— RECORDED INFORMATION —
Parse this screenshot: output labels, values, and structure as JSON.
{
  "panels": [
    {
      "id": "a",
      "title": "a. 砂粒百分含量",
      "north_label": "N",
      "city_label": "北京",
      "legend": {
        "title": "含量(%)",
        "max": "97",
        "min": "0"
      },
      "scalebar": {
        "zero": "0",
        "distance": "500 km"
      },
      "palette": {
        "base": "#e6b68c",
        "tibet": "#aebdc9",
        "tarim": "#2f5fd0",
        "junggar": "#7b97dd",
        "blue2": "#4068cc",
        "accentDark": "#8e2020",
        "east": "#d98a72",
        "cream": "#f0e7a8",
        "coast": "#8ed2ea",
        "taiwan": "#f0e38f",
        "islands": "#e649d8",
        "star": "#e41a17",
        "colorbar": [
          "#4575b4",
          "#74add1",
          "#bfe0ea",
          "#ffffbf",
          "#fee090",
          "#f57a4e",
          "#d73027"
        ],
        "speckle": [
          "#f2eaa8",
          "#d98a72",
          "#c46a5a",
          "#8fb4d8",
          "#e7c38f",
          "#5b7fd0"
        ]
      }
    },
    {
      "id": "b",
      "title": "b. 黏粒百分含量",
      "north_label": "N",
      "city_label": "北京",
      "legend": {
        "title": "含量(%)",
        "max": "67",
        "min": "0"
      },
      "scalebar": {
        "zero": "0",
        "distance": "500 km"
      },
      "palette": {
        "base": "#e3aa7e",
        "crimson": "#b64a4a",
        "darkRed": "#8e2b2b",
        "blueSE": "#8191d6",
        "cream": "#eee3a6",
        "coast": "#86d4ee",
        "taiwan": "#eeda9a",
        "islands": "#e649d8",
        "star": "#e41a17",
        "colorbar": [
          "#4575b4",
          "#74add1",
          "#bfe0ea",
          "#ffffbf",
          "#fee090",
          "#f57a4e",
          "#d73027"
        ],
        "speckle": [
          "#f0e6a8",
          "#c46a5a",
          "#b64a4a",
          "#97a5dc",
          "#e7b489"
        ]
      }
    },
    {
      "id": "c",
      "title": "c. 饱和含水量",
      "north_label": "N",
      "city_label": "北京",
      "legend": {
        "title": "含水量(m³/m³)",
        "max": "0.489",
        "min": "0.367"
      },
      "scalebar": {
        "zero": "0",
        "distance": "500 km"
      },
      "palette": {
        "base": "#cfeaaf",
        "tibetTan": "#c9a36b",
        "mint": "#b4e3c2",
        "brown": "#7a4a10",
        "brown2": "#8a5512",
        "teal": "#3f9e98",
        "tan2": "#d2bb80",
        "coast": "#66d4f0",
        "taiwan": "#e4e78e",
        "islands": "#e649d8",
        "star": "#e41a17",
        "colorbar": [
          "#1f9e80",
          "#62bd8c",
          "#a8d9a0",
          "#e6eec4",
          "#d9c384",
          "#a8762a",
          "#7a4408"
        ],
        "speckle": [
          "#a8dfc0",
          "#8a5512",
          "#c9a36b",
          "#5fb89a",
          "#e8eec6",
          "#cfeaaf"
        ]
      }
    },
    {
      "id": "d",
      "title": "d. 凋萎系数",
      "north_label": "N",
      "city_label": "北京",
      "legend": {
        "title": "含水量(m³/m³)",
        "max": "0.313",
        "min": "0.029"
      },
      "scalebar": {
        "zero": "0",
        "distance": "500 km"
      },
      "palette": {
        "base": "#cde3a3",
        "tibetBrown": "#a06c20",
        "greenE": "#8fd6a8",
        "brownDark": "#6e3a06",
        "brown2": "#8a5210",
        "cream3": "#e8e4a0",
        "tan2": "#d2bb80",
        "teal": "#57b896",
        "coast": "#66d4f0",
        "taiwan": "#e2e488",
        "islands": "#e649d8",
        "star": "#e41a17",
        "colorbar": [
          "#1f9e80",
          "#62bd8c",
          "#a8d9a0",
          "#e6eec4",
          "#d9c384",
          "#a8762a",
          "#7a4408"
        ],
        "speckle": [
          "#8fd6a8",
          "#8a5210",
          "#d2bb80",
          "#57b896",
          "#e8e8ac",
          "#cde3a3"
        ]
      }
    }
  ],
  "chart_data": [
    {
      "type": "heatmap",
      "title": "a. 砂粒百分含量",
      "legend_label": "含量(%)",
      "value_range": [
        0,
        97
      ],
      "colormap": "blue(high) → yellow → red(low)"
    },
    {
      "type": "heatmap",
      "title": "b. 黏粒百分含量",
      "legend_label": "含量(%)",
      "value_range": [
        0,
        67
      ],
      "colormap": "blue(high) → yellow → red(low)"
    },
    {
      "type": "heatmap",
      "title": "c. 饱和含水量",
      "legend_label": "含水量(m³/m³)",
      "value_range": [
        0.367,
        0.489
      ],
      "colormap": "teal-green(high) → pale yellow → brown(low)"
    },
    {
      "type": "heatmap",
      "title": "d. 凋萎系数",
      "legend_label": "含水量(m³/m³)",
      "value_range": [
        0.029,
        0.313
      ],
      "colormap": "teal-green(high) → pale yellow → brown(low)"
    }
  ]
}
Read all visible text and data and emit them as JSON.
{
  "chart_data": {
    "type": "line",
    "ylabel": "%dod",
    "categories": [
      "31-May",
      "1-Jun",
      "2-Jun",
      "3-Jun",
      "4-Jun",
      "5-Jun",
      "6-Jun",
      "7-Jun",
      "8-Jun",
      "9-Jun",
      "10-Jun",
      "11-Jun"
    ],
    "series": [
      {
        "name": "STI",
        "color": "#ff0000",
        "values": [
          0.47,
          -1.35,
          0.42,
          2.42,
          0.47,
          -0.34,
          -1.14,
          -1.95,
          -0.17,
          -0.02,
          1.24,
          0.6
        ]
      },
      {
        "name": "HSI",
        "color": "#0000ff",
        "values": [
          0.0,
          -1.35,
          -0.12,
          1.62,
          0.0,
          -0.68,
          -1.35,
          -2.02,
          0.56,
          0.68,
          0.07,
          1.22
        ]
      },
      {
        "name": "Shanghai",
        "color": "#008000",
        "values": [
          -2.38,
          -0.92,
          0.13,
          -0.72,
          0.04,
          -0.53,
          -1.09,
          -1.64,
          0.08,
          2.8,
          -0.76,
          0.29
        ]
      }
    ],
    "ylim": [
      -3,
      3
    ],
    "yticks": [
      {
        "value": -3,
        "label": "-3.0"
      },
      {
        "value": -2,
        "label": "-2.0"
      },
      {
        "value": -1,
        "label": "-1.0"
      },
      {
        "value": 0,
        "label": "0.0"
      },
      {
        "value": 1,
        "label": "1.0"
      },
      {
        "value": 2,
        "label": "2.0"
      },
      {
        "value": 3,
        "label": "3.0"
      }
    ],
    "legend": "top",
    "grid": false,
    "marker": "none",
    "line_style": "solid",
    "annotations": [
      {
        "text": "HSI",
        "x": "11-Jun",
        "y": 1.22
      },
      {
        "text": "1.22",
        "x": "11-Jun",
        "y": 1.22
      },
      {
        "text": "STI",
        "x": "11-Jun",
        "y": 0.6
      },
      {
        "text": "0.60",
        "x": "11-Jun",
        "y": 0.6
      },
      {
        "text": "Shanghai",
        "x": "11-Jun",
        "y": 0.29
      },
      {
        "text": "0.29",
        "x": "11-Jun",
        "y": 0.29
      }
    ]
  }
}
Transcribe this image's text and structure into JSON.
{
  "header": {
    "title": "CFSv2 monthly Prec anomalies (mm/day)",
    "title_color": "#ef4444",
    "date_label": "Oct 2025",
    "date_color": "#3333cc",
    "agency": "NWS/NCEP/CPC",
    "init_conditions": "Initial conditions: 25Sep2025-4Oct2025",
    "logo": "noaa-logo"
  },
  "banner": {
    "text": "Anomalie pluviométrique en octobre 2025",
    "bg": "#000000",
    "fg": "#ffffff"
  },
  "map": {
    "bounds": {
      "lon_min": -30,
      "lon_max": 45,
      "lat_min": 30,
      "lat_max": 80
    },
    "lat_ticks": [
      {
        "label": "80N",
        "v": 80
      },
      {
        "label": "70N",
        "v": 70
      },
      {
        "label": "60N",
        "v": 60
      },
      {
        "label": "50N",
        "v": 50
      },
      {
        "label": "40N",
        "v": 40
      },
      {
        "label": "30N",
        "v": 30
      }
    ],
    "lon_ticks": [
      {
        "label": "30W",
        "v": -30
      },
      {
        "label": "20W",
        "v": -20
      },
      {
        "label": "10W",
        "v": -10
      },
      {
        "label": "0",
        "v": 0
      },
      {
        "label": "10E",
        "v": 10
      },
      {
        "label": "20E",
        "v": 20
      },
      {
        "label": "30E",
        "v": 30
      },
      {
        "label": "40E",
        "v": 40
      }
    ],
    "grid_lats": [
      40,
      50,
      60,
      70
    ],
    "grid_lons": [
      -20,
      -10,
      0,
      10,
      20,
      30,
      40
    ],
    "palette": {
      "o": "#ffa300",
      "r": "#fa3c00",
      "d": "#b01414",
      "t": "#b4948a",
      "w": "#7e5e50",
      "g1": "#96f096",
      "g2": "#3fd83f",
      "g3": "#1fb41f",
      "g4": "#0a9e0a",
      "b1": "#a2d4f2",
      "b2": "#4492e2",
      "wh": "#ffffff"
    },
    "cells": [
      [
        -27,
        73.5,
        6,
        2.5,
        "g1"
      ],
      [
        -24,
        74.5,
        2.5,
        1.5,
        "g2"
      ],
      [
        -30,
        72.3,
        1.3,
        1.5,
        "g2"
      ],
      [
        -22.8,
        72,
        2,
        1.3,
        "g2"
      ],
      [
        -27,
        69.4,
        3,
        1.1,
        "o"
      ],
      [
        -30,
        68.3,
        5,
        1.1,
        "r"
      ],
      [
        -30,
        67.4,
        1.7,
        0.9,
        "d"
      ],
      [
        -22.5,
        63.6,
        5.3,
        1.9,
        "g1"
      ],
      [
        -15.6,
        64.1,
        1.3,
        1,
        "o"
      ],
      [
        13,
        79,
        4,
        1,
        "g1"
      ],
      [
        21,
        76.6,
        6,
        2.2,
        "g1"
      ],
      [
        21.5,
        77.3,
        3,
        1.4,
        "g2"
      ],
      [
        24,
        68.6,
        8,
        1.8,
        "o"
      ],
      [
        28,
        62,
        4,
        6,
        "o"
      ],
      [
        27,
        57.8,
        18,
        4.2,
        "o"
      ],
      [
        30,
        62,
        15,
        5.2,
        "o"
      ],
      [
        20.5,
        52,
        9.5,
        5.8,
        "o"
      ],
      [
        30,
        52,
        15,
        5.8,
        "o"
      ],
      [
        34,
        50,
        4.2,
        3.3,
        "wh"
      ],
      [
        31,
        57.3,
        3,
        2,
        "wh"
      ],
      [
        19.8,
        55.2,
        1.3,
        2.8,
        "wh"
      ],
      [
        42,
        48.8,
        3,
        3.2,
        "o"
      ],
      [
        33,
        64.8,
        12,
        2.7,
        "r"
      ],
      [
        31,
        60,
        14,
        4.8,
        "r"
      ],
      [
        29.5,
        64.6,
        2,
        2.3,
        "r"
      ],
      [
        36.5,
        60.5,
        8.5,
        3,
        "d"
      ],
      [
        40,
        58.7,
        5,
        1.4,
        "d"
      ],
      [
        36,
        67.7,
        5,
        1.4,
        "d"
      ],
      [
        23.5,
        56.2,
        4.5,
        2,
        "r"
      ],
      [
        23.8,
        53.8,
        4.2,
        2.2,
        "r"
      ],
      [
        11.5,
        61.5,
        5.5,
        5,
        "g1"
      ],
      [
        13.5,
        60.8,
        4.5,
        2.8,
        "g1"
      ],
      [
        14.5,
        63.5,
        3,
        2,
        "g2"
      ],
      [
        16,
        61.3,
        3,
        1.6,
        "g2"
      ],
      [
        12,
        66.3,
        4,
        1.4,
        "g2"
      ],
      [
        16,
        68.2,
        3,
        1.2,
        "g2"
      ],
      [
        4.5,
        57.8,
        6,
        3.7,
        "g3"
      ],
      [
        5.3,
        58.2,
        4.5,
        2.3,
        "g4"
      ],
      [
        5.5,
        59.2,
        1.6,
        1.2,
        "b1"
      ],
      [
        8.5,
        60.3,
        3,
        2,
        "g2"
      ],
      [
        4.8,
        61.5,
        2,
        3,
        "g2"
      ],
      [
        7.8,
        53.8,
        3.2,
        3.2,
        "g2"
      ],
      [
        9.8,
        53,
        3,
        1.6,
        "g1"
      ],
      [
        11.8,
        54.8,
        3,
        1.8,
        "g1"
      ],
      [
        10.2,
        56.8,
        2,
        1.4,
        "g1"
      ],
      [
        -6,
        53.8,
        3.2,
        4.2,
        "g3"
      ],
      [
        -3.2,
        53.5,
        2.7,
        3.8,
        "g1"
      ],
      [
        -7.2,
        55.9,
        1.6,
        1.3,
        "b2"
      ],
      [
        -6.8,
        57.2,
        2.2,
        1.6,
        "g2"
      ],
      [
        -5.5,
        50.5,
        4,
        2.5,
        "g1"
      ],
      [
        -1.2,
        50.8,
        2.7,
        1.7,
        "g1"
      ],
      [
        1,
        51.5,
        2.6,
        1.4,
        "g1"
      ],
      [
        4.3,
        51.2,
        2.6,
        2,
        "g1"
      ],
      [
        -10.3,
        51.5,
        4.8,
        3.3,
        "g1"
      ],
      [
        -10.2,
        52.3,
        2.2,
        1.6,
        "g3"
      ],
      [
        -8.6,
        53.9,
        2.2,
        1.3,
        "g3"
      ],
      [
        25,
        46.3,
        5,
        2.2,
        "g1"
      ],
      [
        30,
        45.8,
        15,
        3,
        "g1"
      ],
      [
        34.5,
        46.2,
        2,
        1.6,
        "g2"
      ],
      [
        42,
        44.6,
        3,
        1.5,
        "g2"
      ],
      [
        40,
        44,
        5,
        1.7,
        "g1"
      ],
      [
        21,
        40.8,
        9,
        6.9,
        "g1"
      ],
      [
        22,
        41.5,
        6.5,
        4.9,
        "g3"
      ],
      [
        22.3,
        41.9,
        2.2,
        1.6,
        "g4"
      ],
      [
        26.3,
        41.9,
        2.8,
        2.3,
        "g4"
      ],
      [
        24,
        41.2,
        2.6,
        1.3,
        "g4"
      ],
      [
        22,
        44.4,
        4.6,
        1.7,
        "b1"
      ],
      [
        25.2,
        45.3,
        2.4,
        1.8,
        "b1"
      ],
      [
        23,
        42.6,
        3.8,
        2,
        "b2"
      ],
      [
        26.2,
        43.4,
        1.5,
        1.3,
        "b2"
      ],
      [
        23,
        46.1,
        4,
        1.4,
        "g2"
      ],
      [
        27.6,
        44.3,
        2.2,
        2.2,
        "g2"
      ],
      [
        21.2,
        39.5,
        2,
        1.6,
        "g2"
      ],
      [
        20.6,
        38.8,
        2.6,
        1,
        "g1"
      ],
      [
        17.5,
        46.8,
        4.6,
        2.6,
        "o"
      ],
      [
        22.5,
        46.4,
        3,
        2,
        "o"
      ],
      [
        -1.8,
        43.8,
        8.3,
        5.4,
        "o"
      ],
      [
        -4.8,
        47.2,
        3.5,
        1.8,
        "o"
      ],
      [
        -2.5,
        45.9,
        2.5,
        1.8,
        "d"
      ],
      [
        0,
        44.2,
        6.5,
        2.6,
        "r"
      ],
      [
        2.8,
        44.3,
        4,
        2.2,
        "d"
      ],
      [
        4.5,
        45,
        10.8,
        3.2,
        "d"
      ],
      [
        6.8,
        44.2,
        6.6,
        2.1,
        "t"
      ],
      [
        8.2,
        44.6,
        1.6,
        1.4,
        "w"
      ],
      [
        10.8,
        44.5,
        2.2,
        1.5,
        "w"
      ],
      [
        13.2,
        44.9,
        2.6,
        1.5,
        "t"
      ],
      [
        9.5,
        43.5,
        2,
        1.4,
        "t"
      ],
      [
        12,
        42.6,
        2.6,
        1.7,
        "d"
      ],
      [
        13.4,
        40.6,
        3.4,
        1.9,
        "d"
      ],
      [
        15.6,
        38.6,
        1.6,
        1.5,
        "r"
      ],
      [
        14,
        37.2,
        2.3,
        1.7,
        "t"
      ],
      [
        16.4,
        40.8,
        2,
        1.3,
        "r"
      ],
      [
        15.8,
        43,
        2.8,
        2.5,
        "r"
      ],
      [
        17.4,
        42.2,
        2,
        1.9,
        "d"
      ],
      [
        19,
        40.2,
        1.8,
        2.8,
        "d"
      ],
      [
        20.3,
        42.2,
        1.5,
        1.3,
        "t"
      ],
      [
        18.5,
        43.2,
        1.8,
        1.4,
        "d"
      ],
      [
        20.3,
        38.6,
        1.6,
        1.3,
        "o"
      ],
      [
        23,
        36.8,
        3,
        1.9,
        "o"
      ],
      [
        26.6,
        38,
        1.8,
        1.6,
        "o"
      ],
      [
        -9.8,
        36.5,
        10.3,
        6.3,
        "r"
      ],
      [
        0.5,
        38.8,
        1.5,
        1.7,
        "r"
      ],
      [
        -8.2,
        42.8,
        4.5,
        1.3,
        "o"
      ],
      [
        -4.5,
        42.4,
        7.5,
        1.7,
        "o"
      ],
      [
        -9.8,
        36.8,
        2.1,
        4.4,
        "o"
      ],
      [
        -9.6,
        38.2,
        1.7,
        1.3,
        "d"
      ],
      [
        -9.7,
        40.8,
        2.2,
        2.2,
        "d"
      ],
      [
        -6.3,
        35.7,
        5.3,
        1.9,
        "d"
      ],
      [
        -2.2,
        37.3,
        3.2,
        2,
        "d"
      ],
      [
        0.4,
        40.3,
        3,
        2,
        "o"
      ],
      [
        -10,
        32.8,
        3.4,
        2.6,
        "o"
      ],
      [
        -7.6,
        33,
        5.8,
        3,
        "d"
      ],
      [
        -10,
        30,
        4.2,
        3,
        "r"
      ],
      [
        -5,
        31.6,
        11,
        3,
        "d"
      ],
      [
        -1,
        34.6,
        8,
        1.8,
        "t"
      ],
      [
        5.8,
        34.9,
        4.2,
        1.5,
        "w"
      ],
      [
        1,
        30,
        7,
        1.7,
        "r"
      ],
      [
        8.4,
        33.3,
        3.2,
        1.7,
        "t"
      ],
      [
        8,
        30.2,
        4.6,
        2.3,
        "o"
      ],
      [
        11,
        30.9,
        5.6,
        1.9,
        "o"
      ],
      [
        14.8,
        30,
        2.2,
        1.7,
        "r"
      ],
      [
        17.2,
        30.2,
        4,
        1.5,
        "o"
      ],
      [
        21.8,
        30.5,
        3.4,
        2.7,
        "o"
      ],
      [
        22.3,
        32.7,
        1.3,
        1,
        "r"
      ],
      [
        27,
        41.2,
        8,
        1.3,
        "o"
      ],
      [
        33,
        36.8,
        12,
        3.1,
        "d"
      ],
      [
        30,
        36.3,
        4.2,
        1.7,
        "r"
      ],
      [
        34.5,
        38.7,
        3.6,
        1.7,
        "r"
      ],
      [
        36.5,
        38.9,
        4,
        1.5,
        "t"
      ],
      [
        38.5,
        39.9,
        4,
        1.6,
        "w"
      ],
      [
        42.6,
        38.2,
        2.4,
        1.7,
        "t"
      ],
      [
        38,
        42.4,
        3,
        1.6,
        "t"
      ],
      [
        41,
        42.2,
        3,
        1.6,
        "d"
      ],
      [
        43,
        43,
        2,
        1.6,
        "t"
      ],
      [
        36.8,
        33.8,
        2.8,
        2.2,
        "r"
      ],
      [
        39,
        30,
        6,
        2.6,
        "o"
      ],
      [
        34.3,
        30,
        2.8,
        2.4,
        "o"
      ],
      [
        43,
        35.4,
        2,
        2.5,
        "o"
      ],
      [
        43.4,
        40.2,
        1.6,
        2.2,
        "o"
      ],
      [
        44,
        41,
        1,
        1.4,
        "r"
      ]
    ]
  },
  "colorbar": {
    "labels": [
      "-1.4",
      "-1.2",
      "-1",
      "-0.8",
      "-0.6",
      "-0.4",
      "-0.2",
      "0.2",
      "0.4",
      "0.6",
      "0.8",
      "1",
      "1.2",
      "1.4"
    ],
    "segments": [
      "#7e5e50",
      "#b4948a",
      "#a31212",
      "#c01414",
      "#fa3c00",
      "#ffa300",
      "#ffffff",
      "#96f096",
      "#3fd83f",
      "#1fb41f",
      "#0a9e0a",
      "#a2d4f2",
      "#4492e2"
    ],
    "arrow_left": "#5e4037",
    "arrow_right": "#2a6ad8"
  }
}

— WHAT YOU HAVE TO DO —
Pull out each line containing the word "teal" and copy it.

— FULL SOLUTION —
        "teal": "#3f9e98",
        "teal": "#57b896",
      "colormap": "teal-green(high) → pale yellow → brown(low)"
      "colormap": "teal-green(high) → pale yellow → brown(low)"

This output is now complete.